## Task directions
Go through the material and tally the lines containing the string "style". Give the total alone.

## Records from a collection
# # #

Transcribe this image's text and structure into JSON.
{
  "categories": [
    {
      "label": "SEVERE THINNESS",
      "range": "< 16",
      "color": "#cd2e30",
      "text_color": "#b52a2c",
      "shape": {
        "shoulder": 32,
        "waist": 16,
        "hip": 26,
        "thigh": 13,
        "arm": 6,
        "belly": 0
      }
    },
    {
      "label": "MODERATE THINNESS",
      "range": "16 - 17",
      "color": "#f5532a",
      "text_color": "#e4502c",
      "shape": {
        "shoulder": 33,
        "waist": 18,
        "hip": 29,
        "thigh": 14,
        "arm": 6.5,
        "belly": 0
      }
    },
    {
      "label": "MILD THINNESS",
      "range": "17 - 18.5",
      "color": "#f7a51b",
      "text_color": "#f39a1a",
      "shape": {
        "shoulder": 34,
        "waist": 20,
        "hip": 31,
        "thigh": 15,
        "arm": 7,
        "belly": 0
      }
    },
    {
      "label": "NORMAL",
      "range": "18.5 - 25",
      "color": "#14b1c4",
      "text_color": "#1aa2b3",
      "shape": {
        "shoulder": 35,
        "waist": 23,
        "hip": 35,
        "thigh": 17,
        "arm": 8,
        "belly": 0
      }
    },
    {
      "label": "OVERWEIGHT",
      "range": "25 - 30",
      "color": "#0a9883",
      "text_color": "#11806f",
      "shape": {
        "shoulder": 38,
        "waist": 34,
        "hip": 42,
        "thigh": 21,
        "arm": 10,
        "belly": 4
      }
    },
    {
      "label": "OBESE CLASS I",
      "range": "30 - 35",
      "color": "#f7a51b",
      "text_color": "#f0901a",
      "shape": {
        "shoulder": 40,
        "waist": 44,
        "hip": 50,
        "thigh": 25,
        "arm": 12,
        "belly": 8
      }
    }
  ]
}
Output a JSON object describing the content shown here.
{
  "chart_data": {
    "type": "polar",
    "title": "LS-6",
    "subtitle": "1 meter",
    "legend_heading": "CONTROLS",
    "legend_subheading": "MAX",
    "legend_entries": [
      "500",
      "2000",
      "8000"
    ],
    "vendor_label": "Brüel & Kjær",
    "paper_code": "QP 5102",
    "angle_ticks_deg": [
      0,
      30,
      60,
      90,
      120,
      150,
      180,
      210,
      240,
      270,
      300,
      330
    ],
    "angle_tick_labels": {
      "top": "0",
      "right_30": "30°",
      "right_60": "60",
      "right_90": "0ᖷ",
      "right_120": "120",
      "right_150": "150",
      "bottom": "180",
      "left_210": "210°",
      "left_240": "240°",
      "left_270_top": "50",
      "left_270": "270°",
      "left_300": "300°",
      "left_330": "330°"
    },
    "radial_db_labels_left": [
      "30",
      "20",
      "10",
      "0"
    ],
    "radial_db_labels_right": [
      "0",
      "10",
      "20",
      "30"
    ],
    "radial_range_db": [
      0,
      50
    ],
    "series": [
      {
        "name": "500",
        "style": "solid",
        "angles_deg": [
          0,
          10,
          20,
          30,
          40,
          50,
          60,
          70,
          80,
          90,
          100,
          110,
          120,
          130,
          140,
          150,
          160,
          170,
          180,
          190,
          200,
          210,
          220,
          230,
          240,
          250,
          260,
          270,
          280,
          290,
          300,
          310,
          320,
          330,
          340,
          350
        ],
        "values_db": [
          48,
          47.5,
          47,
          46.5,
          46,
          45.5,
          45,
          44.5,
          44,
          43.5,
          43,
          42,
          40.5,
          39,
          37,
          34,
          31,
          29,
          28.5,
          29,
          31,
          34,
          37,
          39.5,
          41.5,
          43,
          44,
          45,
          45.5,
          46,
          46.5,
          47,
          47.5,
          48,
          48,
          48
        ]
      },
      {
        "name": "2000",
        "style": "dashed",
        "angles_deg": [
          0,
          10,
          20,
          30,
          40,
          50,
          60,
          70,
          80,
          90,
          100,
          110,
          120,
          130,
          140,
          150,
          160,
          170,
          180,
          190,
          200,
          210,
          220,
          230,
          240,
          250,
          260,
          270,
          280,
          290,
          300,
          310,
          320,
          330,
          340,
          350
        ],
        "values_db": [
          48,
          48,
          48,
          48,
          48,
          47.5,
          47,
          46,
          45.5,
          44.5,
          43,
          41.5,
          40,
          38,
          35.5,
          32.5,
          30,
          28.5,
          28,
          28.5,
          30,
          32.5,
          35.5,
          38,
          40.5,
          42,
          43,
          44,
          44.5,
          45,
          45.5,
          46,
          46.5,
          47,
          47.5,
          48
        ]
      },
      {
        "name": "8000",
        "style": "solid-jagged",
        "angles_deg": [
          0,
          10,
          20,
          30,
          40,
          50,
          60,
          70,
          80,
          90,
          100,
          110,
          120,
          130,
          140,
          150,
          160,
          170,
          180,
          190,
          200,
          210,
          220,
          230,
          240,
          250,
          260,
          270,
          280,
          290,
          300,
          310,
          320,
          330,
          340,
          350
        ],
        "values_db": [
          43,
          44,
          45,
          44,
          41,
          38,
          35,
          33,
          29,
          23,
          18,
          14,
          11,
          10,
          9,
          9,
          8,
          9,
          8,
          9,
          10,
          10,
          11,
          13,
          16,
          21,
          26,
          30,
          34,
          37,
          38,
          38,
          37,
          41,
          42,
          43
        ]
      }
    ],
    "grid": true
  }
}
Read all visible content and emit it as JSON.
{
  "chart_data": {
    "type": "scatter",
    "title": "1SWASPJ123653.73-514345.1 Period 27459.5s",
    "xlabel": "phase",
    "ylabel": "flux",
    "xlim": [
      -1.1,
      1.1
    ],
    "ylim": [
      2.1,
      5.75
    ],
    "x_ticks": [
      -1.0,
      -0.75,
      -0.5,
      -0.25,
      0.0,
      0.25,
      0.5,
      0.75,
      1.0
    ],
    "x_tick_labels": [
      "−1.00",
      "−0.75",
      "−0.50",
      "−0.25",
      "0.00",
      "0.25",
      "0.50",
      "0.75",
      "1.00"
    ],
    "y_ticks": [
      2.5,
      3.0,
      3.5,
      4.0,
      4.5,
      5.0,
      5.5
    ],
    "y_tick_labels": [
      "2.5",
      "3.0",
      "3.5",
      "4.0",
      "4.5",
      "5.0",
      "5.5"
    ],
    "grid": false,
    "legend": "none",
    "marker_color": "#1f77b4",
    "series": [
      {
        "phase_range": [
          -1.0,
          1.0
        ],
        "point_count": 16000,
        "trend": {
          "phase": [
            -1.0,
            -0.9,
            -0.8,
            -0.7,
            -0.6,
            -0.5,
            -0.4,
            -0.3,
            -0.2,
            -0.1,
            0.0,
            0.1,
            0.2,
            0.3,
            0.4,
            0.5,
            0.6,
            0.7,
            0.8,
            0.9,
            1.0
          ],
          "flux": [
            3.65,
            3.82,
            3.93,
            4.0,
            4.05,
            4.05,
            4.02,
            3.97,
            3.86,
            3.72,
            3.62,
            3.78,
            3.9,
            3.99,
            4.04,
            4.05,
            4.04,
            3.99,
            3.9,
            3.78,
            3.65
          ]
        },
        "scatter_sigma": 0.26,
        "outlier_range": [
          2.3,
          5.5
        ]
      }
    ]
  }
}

# # #

## Solution to the problem
3